#### [Directions]
Reproduce all entries verbatim, with nothing added or dropped.

== Given data ==

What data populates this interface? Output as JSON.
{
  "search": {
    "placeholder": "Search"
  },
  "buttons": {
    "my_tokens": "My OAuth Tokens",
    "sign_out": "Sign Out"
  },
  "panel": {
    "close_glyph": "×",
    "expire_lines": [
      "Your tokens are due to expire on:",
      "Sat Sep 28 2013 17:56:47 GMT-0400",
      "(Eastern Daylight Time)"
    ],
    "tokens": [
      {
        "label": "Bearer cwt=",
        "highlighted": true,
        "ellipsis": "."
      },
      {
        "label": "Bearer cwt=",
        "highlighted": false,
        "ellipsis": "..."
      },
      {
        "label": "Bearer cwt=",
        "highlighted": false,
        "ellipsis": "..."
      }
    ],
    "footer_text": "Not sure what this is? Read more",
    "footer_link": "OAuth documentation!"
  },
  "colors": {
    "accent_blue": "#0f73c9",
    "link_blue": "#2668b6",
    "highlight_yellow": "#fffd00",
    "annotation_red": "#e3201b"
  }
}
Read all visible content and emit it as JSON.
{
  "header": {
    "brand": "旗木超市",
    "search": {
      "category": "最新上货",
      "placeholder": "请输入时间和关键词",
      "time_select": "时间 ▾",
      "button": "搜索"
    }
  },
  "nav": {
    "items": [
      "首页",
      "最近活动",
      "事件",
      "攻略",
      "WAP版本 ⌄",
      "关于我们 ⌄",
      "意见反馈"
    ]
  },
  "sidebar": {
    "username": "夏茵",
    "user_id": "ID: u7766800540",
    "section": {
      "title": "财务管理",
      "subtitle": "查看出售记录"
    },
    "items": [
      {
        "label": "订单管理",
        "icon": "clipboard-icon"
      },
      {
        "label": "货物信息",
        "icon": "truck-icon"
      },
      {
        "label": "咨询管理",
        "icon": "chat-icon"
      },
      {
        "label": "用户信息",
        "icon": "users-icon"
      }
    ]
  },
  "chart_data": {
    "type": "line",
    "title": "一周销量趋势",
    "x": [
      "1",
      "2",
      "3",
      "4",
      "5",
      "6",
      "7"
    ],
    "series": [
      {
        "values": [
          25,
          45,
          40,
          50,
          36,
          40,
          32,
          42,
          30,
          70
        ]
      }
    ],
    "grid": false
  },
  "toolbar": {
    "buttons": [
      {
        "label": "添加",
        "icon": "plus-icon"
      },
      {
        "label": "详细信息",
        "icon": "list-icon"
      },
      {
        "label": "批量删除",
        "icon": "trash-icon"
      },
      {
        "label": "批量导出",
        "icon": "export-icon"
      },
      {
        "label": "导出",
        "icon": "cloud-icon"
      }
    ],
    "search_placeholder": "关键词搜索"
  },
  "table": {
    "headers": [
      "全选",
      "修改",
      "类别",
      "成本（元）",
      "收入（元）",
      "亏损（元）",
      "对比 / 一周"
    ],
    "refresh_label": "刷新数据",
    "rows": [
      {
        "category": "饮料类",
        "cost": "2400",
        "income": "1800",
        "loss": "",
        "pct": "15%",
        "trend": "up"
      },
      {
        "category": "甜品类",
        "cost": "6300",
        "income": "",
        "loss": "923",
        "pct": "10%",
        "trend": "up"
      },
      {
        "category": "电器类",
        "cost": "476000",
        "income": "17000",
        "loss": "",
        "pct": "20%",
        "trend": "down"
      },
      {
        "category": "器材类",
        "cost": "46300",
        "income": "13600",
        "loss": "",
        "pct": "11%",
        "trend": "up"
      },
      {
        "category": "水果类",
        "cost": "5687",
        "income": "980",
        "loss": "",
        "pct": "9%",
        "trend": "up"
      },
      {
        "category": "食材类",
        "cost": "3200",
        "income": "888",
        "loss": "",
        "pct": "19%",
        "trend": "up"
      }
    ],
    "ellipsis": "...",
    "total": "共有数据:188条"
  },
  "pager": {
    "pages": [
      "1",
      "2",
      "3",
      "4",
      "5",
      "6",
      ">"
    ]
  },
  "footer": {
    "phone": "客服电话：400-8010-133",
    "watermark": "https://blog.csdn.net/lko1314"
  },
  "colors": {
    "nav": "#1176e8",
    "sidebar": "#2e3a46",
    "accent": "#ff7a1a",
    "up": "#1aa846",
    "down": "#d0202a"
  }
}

===

#### [Written response]
What data populates this interface? Output as JSON.
{
  "search": {
    "placeholder": "Search"
  },
  "buttons": {
    "my_tokens": "My OAuth Tokens",
    "sign_out": "Sign Out"
  },
  "panel": {
    "close_glyph": "×",
    "expire_lines": [
      "Your tokens are due to expire on:",
      "Sat Sep 28 2013 17:56:47 GMT-0400",
      "(Eastern Daylight Time)"
    ],
    "tokens": [
      {
        "label": "Bearer cwt=",
        "highlighted": true,
        "ellipsis": "."
      },
      {
        "label": "Bearer cwt=",
        "highlighted": false,
        "ellipsis": "..."
      },
      {
        "label": "Bearer cwt=",
        "highlighted": false,
        "ellipsis": "..."
      }
    ],
    "footer_text": "Not sure what this is? Read more",
    "footer_link": "OAuth documentation!"
  },
  "colors": {
    "accent_blue": "#0f73c9",
    "link_blue": "#2668b6",
    "highlight_yellow": "#fffd00",
    "annotation_red": "#e3201b"
  }
}
Read all visible content and emit it as JSON.
{
  "header": {
    "brand": "旗木超市",
    "search": {
      "category": "最新上货",
      "placeholder": "请输入时间和关键词",
      "time_select": "时间 ▾",
      "button": "搜索"
    }
  },
  "nav": {
    "items": [
      "首页",
      "最近活动",
      "事件",
      "攻略",
      "WAP版本 ⌄",
      "关于我们 ⌄",
      "意见反馈"
    ]
  },
  "sidebar": {
    "username": "夏茵",
    "user_id": "ID: u7766800540",
    "section": {
      "title": "财务管理",
      "subtitle": "查看出售记录"
    },
    "items": [
      {
        "label": "订单管理",
        "icon": "clipboard-icon"
      },
      {
        "label": "货物信息",
        "icon": "truck-icon"
      },
      {
        "label": "咨询管理",
        "icon": "chat-icon"
      },
      {
        "label": "用户信息",
        "icon": "users-icon"
      }
    ]
  },
  "chart_data": {
    "type": "line",
    "title": "一周销量趋势",
    "x": [
      "1",
      "2",
      "3",
      "4",
      "5",
      "6",
      "7"
    ],
    "series": [
      {
        "values": [
          25,
          45,
          40,
          50,
          36,
          40,
          32,
          42,
          30,
          70
        ]
      }
    ],
    "grid": false
  },
  "toolbar": {
    "buttons": [
      {
        "label": "添加",
        "icon": "plus-icon"
      },
      {
        "label": "详细信息",
        "icon": "list-icon"
      },
      {
        "label": "批量删除",
        "icon": "trash-icon"
      },
      {
        "label": "批量导出",
        "icon": "export-icon"
      },
      {
        "label": "导出",
        "icon": "cloud-icon"
      }
    ],
    "search_placeholder": "关键词搜索"
  },
  "table": {
    "headers": [
      "全选",
      "修改",
      "类别",
      "成本（元）",
      "收入（元）",
      "亏损（元）",
      "对比 / 一周"
    ],
    "refresh_label": "刷新数据",
    "rows": [
      {
        "category": "饮料类",
        "cost": "2400",
        "income": "1800",
        "loss": "",
        "pct": "15%",
        "trend": "up"
      },
      {
        "category": "甜品类",
        "cost": "6300",
        "income": "",
        "loss": "923",
        "pct": "10%",
        "trend": "up"
      },
      {
        "category": "电器类",
        "cost": "476000",
        "income": "17000",
        "loss": "",
        "pct": "20%",
        "trend": "down"
      },
      {
        "category": "器材类",
        "cost": "46300",
        "income": "13600",
        "loss": "",
        "pct": "11%",
        "trend": "up"
      },
      {
        "category": "水果类",
        "cost": "5687",
        "income": "980",
        "loss": "",
        "pct": "9%",
        "trend": "up"
      },
      {
        "category": "食材类",
        "cost": "3200",
        "income": "888",
        "loss": "",
        "pct": "19%",
        "trend": "up"
      }
    ],
    "ellipsis": "...",
    "total": "共有数据:188条"
  },
  "pager": {
    "pages": [
      "1",
      "2",
      "3",
      "4",
      "5",
      "6",
      ">"
    ]
  },
  "footer": {
    "phone": "客服电话：400-8010-133",
    "watermark": "https://blog.csdn.net/lko1314"
  },
  "colors": {
    "nav": "#1176e8",
    "sidebar": "#2e3a46",
    "accent": "#ff7a1a",
    "up": "#1aa846",
    "down": "#d0202a"
  }
}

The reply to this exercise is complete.